Task input ->
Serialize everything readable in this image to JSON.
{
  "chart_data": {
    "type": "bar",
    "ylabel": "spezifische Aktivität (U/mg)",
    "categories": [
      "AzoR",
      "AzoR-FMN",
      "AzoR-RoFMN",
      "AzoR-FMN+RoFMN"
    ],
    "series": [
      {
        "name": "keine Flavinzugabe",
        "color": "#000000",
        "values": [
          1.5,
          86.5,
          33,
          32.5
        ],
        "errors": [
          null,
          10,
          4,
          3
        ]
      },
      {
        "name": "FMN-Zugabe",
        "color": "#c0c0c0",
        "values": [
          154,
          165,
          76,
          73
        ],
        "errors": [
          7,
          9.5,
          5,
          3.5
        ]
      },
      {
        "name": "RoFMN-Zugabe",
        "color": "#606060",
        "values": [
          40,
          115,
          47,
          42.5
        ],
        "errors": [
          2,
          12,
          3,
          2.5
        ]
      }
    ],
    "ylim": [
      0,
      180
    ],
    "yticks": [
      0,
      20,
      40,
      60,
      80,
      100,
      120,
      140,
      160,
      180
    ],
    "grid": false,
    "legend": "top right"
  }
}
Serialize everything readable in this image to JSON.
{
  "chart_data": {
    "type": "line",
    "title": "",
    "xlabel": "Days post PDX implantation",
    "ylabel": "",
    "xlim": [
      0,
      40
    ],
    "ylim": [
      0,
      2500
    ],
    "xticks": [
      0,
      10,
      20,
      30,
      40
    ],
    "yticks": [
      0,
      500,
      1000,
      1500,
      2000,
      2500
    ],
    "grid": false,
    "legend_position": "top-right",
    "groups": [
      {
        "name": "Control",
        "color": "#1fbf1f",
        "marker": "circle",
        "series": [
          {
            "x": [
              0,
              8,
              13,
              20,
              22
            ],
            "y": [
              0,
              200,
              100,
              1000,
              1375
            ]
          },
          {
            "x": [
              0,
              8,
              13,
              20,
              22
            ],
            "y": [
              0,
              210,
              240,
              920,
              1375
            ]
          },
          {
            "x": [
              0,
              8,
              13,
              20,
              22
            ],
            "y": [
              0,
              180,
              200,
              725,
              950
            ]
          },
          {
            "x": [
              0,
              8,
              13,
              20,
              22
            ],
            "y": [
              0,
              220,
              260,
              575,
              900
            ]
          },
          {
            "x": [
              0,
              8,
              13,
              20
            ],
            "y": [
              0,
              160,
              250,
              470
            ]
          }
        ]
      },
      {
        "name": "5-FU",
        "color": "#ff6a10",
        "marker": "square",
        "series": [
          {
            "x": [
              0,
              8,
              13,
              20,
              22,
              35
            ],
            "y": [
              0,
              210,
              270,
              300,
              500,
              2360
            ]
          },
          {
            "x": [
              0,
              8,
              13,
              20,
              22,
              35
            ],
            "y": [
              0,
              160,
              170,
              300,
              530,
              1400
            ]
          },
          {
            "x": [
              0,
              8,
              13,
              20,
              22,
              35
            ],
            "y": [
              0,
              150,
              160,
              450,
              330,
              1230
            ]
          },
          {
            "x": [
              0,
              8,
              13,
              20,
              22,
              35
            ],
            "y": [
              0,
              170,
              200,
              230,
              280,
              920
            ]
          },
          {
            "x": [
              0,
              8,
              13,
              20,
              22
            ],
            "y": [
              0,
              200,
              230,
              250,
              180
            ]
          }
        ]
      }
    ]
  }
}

Problem details ->
Locate each line containing the string "color" and show it.

In response ->
        "color": "#000000",
        "color": "#c0c0c0",
        "color": "#606060",
        "color": "#1fbf1f",
        "color": "#ff6a10",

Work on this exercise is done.